THE REQUEST
Return every record below exactly as written, omitting any pictures.

Dataset items
####################

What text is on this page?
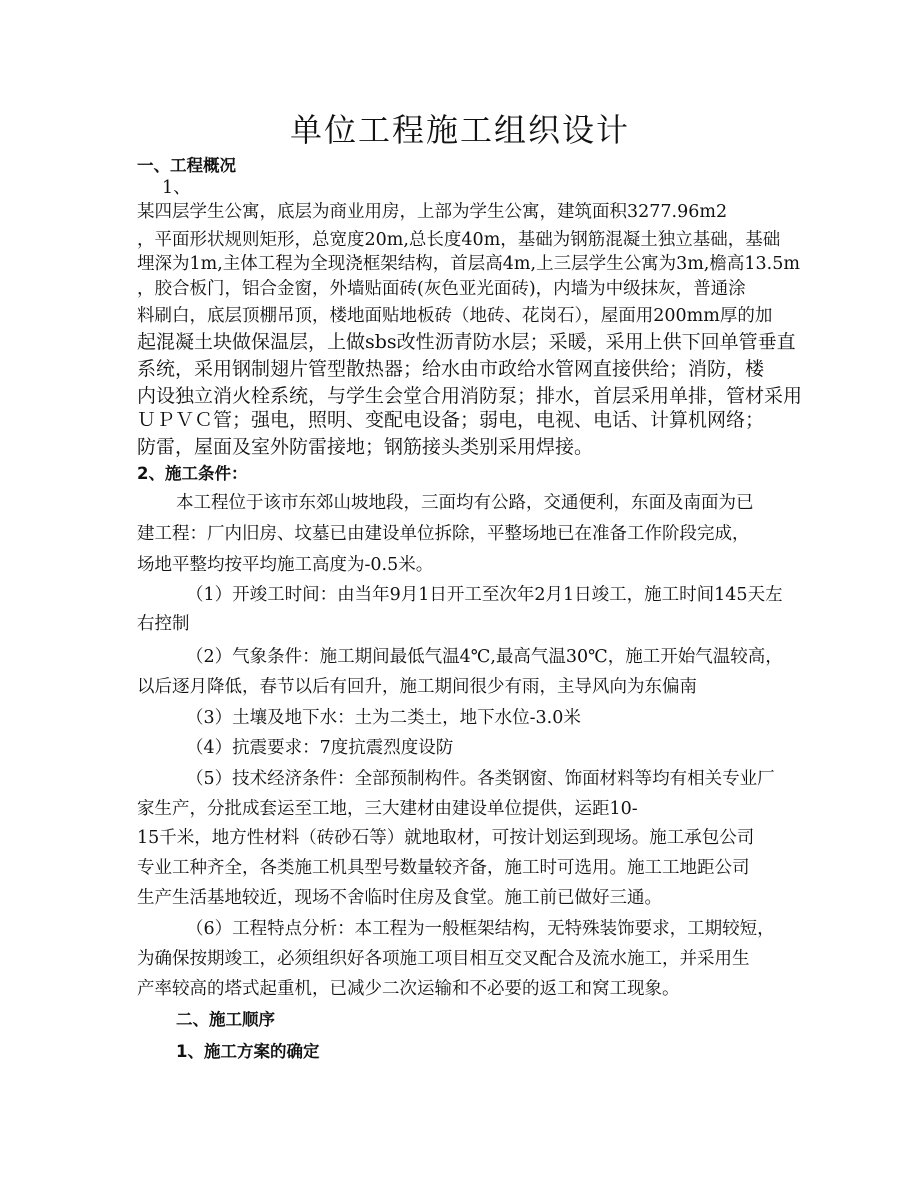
单位工程施工组织设计
一、工程概况
1、
某四层学生公寓，底层为商业用房，上部为学生公寓，建筑面积3277.96m2
，平面形状规则矩形，总宽度20m,总长度40m，基础为钢筋混凝土独立基础，基础
埋深为1m,主体工程为全现浇框架结构，首层高4m,上三层学生公寓为3m,檐高13.5m
，胶合板门，铝合金窗，外墙贴面砖(灰色亚光面砖)，内墙为中级抹灰，普通涂
料刷白，底层顶棚吊顶，楼地面贴地板砖（地砖、花岗石），屋面用200mm厚的加
起混凝土块做保温层，上做sbs改性沥青防水层；采暖，采用上供下回单管垂直
系统，采用钢制翅片管型散热器；给水由市政给水管网直接供给；消防，楼
内设独立消火栓系统，与学生会堂合用消防泵；排水，首层采用单排，管材采用
ＵＰＶＣ管；强电，照明、变配电设备；弱电，电视、电话、计算机网络；
防雷，屋面及室外防雷接地；钢筋接头类别采用焊接。
2、施工条件：
本工程位于该市东郊山坡地段，三面均有公路，交通便利，东面及南面为已
建工程：厂内旧房、坟墓已由建设单位拆除，平整场地已在准备工作阶段完成，
场地平整均按平均施工高度为-0.5米。
（1）开竣工时间：由当年9月1日开工至次年2月1日竣工，施工时间145天左
右控制
（2）气象条件：施工期间最低气温4℃,最高气温30℃，施工开始气温较高，
以后逐月降低，春节以后有回升，施工期间很少有雨，主导风向为东偏南
（3）土壤及地下水：土为二类土，地下水位-3.0米
（4）抗震要求：7度抗震烈度设防
（5）技术经济条件：全部预制构件。各类钢窗、饰面材料等均有相关专业厂
家生产，分批成套运至工地，三大建材由建设单位提供，运距10-
15千米，地方性材料（砖砂石等）就地取材，可按计划运到现场。施工承包公司
专业工种齐全，各类施工机具型号数量较齐备，施工时可选用。施工工地距公司
生产生活基地较近，现场不舍临时住房及食堂。施工前已做好三通。
（6）工程特点分析：本工程为一般框架结构，无特殊装饰要求，工期较短，
为确保按期竣工，必须组织好各项施工项目相互交叉配合及流水施工，并采用生
产率较高的塔式起重机，已减少二次运输和不必要的返工和窝工现象。
二、施工顺序
1、施工方案的确定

####################

EXPECTED OUTPUT
What text is on this page?
单位工程施工组织设计
一、工程概况
1、
某四层学生公寓，底层为商业用房，上部为学生公寓，建筑面积3277.96m2
，平面形状规则矩形，总宽度20m,总长度40m，基础为钢筋混凝土独立基础，基础
埋深为1m,主体工程为全现浇框架结构，首层高4m,上三层学生公寓为3m,檐高13.5m
，胶合板门，铝合金窗，外墙贴面砖(灰色亚光面砖)，内墙为中级抹灰，普通涂
料刷白，底层顶棚吊顶，楼地面贴地板砖（地砖、花岗石），屋面用200mm厚的加
起混凝土块做保温层，上做sbs改性沥青防水层；采暖，采用上供下回单管垂直
系统，采用钢制翅片管型散热器；给水由市政给水管网直接供给；消防，楼
内设独立消火栓系统，与学生会堂合用消防泵；排水，首层采用单排，管材采用
ＵＰＶＣ管；强电，照明、变配电设备；弱电，电视、电话、计算机网络；
防雷，屋面及室外防雷接地；钢筋接头类别采用焊接。
2、施工条件：
本工程位于该市东郊山坡地段，三面均有公路，交通便利，东面及南面为已
建工程：厂内旧房、坟墓已由建设单位拆除，平整场地已在准备工作阶段完成，
场地平整均按平均施工高度为-0.5米。
（1）开竣工时间：由当年9月1日开工至次年2月1日竣工，施工时间145天左
右控制
（2）气象条件：施工期间最低气温4℃,最高气温30℃，施工开始气温较高，
以后逐月降低，春节以后有回升，施工期间很少有雨，主导风向为东偏南
（3）土壤及地下水：土为二类土，地下水位-3.0米
（4）抗震要求：7度抗震烈度设防
（5）技术经济条件：全部预制构件。各类钢窗、饰面材料等均有相关专业厂
家生产，分批成套运至工地，三大建材由建设单位提供，运距10-
15千米，地方性材料（砖砂石等）就地取材，可按计划运到现场。施工承包公司
专业工种齐全，各类施工机具型号数量较齐备，施工时可选用。施工工地距公司
生产生活基地较近，现场不舍临时住房及食堂。施工前已做好三通。
（6）工程特点分析：本工程为一般框架结构，无特殊装饰要求，工期较短，
为确保按期竣工，必须组织好各项施工项目相互交叉配合及流水施工，并采用生
产率较高的塔式起重机，已减少二次运输和不必要的返工和窝工现象。
二、施工顺序
1、施工方案的确定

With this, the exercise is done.